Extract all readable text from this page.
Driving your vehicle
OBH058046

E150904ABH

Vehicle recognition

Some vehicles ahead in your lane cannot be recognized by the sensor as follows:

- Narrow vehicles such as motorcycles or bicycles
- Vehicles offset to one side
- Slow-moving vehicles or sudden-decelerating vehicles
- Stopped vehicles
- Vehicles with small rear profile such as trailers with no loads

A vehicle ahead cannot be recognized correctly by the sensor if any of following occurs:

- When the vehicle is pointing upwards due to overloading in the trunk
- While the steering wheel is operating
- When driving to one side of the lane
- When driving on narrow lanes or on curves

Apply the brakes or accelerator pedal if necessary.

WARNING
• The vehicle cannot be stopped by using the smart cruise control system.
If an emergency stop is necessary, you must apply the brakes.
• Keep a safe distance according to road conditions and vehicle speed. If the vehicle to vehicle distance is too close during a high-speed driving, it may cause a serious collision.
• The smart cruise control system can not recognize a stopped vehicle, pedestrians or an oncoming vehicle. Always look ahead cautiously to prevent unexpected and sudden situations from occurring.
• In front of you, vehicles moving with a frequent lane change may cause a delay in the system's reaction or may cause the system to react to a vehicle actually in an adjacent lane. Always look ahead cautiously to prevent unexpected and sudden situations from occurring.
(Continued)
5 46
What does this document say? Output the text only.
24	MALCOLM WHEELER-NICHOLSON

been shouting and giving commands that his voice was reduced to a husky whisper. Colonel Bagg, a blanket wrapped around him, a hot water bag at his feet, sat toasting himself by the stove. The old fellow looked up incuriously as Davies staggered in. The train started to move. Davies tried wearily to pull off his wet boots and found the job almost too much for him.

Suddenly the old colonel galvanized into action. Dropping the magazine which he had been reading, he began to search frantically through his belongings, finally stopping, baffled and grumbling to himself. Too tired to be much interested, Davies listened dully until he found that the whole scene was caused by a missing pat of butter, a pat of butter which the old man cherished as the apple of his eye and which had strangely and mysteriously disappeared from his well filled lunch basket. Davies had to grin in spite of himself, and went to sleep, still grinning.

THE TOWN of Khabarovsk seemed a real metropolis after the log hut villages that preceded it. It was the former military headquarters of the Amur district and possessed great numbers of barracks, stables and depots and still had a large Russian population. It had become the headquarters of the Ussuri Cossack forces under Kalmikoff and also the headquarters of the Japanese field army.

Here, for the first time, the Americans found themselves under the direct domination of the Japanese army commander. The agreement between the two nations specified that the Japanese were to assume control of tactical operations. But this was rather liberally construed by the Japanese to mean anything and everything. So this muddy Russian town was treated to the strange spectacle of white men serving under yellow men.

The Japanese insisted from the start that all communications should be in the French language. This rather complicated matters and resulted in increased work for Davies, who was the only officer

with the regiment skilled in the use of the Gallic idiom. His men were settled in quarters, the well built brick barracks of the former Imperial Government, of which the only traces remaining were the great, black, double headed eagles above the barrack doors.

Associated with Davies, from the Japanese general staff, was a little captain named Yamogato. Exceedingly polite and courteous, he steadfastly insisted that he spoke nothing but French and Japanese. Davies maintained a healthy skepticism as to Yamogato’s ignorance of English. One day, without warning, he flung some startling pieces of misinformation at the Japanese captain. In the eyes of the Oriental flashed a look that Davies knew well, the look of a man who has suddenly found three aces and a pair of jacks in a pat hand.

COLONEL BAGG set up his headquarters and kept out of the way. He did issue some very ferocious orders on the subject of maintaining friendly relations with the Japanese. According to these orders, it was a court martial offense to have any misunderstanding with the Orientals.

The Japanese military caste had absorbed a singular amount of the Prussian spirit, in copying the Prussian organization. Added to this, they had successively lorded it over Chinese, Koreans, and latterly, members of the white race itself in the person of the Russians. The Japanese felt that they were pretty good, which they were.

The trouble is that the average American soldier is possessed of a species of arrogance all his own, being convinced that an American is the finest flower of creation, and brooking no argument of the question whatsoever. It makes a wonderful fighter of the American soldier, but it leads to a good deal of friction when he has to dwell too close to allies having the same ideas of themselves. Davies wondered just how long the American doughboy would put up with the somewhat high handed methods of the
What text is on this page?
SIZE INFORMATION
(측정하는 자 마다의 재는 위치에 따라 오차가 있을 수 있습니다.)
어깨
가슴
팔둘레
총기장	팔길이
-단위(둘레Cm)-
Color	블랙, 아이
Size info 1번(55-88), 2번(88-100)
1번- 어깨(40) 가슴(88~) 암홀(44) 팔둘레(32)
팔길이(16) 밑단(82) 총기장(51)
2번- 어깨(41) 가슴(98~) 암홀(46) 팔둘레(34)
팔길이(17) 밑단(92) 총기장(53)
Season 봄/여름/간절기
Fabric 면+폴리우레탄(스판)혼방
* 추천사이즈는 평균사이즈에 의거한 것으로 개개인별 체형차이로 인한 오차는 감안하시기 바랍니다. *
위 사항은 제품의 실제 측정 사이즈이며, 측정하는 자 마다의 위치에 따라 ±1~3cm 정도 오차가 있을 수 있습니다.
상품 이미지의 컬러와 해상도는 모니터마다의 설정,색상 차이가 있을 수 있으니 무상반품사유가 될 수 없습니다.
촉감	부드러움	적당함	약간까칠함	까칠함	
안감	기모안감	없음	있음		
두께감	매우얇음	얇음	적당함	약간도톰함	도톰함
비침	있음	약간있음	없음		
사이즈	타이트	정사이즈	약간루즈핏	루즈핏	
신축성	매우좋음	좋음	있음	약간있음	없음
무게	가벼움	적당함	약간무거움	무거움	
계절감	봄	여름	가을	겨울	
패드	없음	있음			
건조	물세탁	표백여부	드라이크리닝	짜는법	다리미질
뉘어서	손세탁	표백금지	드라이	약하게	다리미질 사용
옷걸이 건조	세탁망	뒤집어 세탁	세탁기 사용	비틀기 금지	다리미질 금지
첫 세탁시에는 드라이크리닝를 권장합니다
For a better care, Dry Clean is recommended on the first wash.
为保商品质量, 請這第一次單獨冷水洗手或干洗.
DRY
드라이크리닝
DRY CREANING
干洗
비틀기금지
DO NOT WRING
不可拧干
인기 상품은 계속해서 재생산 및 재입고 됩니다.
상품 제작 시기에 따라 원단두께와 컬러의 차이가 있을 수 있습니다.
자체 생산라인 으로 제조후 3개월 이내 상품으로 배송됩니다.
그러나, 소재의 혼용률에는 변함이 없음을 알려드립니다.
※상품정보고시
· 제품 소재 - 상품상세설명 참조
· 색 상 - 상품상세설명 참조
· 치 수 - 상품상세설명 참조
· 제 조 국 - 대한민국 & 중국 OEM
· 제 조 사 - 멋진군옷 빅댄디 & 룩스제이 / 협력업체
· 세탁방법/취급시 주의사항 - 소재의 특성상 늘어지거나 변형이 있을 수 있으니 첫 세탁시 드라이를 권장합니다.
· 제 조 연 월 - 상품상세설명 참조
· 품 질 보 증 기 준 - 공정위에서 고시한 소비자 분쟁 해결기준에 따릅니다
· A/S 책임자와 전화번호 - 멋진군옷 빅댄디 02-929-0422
========================================================================
Stated problem » Go through the records above, find every line with the word "your", and list those lines.

Exercise response »
Driving your vehicle
Some vehicles ahead in your lane cannot be recognized by the sensor as follows:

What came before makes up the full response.